— BEGIN DATA SUPPLIED —

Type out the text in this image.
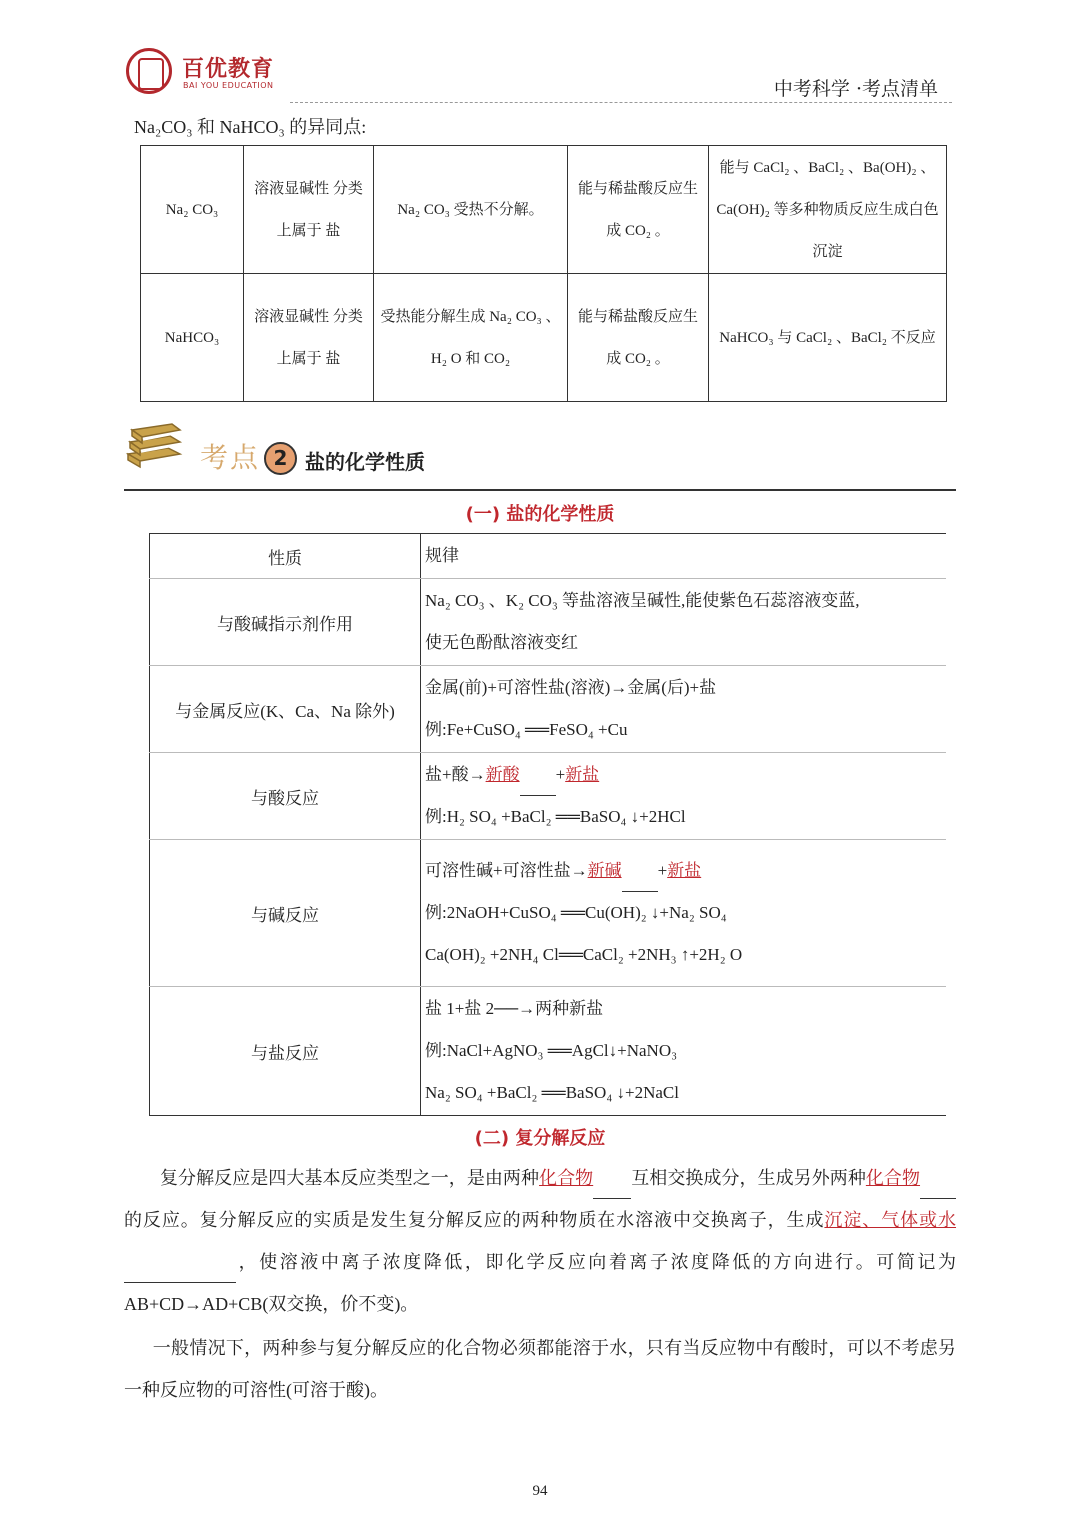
百优教育
BAI YOU EDUCATION	中考科学 ·考点清单
Na₂CO₃ 和 NaHCO₃ 的异同点:
Na₂ CO₃	溶液显碱性 分类上属于 盐	Na₂ CO₃ 受热不分解。	能与稀盐酸反应生成 CO₂ 。	能与 CaCl₂ 、BaCl₂ 、Ba(OH)₂ 、Ca(OH)₂ 等多种物质反应生成白色沉淀
NaHCO₃	溶液显碱性 分类上属于 盐	受热能分解生成 Na₂ CO₃ 、H₂ O 和 CO₂	能与稀盐酸反应生成 CO₂ 。	NaHCO₃ 与 CaCl₂ 、BaCl₂ 不反应
考点 2 盐的化学性质
(一) 盐的化学性质
性质	规律
与酸碱指示剂作用	Na₂ CO₃ 、K₂ CO₃ 等盐溶液呈碱性,能使紫色石蕊溶液变蓝,
使无色酚酞溶液变红

与金属反应(K、Ca、Na 除外)	金属(前)+可溶性盐(溶液)→金属(后)+盐
例:Fe+CuSO₄ ══FeSO₄ +Cu

与酸反应	盐+酸→新酸 +新盐
例:H₂ SO₄ +BaCl₂ ══BaSO₄ ↓+2HCl

与碱反应	可溶性碱+可溶性盐→新碱 +新盐
例:2NaOH+CuSO₄ ══Cu(OH)₂ ↓+Na₂ SO₄
Ca(OH)₂ +2NH₄ Cl══CaCl₂ +2NH₃ ↑+2H₂ O

与盐反应	盐 1+盐 2──→两种新盐
例:NaCl+AgNO₃ ══AgCl↓+NaNO₃
Na₂ SO₄ +BaCl₂ ══BaSO₄ ↓+2NaCl
(二) 复分解反应
复分解反应是四大基本反应类型之一，是由两种化合物 互相交换成分，生成另外两种化合物的反应。复分解反应的实质是发生复分解反应的两种物质在水溶液中交换离子，生成沉淀、气体或水，使溶液中离子浓度降低，即化学反应向着离子浓度降低的方向进行。可简记为 AB+CD→AD+CB(双交换，价不变)。
一般情况下，两种参与复分解反应的化合物必须都能溶于水，只有当反应物中有酸时，可以不考虑另一种反应物的可溶性(可溶于酸)。
94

— END DATA SUPPLIED —

* YOUR INSTRUCTIONS *
Omit the pictures and output all of the other material exactly.

* EXPECTED OUTPUT *
Type out the text in this image.
百优教育
BAI YOU EDUCATION	中考科学 ·考点清单
Na₂CO₃ 和 NaHCO₃ 的异同点:
Na₂ CO₃	溶液显碱性 分类上属于 盐	Na₂ CO₃ 受热不分解。	能与稀盐酸反应生成 CO₂ 。	能与 CaCl₂ 、BaCl₂ 、Ba(OH)₂ 、Ca(OH)₂ 等多种物质反应生成白色沉淀
NaHCO₃	溶液显碱性 分类上属于 盐	受热能分解生成 Na₂ CO₃ 、H₂ O 和 CO₂	能与稀盐酸反应生成 CO₂ 。	NaHCO₃ 与 CaCl₂ 、BaCl₂ 不反应
考点 2 盐的化学性质
(一) 盐的化学性质
性质	规律
与酸碱指示剂作用	Na₂ CO₃ 、K₂ CO₃ 等盐溶液呈碱性,能使紫色石蕊溶液变蓝,
使无色酚酞溶液变红

与金属反应(K、Ca、Na 除外)	金属(前)+可溶性盐(溶液)→金属(后)+盐
例:Fe+CuSO₄ ══FeSO₄ +Cu

与酸反应	盐+酸→新酸 +新盐
例:H₂ SO₄ +BaCl₂ ══BaSO₄ ↓+2HCl

与碱反应	可溶性碱+可溶性盐→新碱 +新盐
例:2NaOH+CuSO₄ ══Cu(OH)₂ ↓+Na₂ SO₄
Ca(OH)₂ +2NH₄ Cl══CaCl₂ +2NH₃ ↑+2H₂ O

与盐反应	盐 1+盐 2──→两种新盐
例:NaCl+AgNO₃ ══AgCl↓+NaNO₃
Na₂ SO₄ +BaCl₂ ══BaSO₄ ↓+2NaCl
(二) 复分解反应
复分解反应是四大基本反应类型之一，是由两种化合物 互相交换成分，生成另外两种化合物的反应。复分解反应的实质是发生复分解反应的两种物质在水溶液中交换离子，生成沉淀、气体或水，使溶液中离子浓度降低，即化学反应向着离子浓度降低的方向进行。可简记为 AB+CD→AD+CB(双交换，价不变)。
一般情况下，两种参与复分解反应的化合物必须都能溶于水，只有当反应物中有酸时，可以不考虑另一种反应物的可溶性(可溶于酸)。
94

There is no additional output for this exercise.